▶ GOAL OF THE EXERCISE
Find and copy every line in the records that includes the string "万元为国家安排".

▶ RECORDS PROVIDED

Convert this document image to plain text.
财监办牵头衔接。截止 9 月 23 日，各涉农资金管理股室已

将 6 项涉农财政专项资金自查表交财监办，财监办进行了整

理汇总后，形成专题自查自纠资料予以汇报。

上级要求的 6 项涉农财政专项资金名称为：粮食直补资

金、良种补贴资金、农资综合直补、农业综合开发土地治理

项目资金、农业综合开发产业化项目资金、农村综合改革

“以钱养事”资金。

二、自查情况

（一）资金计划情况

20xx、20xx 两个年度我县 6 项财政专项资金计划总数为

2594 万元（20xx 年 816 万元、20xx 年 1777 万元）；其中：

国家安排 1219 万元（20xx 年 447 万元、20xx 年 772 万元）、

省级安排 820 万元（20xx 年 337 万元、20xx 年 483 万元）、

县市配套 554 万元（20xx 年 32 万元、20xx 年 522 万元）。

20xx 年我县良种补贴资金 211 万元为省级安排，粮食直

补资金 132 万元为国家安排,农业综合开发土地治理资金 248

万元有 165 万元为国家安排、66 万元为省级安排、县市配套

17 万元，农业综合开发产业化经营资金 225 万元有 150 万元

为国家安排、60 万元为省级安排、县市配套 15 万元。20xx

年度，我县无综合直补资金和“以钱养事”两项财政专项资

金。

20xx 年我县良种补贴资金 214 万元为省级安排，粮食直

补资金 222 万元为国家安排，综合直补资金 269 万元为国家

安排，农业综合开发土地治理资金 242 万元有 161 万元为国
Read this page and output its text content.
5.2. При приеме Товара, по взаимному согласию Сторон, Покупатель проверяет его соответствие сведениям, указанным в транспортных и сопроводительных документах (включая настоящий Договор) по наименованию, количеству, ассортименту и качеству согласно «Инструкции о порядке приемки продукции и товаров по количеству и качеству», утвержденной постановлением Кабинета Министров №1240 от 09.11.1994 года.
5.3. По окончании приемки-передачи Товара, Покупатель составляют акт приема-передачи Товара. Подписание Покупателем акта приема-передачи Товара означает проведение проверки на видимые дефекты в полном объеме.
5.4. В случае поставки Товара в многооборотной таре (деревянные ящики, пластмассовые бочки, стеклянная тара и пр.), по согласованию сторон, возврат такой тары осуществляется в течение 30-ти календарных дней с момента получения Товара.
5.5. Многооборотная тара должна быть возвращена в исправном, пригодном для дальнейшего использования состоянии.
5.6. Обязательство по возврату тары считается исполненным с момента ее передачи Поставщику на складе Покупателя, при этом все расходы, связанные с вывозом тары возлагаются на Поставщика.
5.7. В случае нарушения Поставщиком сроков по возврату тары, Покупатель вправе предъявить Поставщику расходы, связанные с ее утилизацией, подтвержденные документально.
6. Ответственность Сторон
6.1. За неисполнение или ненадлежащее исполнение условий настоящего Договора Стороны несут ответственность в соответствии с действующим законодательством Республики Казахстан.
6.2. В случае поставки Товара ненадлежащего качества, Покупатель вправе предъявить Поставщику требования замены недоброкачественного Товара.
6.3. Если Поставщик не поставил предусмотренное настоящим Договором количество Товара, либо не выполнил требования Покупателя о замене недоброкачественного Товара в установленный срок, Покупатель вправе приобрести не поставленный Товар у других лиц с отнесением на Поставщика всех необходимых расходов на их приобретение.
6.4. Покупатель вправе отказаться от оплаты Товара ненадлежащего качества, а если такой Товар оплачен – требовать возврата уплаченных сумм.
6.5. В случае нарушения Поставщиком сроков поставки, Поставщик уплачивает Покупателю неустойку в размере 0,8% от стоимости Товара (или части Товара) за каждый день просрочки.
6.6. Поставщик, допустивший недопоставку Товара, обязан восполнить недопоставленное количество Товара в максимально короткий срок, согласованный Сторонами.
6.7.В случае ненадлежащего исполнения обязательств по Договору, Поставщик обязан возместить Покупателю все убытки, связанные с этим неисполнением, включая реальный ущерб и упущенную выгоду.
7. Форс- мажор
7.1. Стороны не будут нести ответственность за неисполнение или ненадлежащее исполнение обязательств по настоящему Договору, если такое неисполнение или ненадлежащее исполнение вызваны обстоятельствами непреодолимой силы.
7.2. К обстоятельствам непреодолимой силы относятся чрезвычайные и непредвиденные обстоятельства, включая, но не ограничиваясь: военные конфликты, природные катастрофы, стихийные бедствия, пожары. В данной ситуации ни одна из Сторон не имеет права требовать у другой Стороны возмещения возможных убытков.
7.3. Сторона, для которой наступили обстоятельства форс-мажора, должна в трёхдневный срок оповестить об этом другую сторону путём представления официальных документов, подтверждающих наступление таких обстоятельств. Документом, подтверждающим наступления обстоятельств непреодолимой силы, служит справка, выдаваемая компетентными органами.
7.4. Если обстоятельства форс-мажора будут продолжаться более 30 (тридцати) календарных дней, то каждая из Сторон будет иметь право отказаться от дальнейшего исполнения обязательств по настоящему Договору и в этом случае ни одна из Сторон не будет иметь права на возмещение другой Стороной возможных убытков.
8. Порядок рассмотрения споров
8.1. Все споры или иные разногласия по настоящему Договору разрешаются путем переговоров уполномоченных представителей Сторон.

▶ FULL SOLUTION
补资金 132 万元为国家安排,农业综合开发土地治理资金 248
万元有 165 万元为国家安排、66 万元为省级安排、县市配套
补资金 222 万元为国家安排，综合直补资金 269 万元为国家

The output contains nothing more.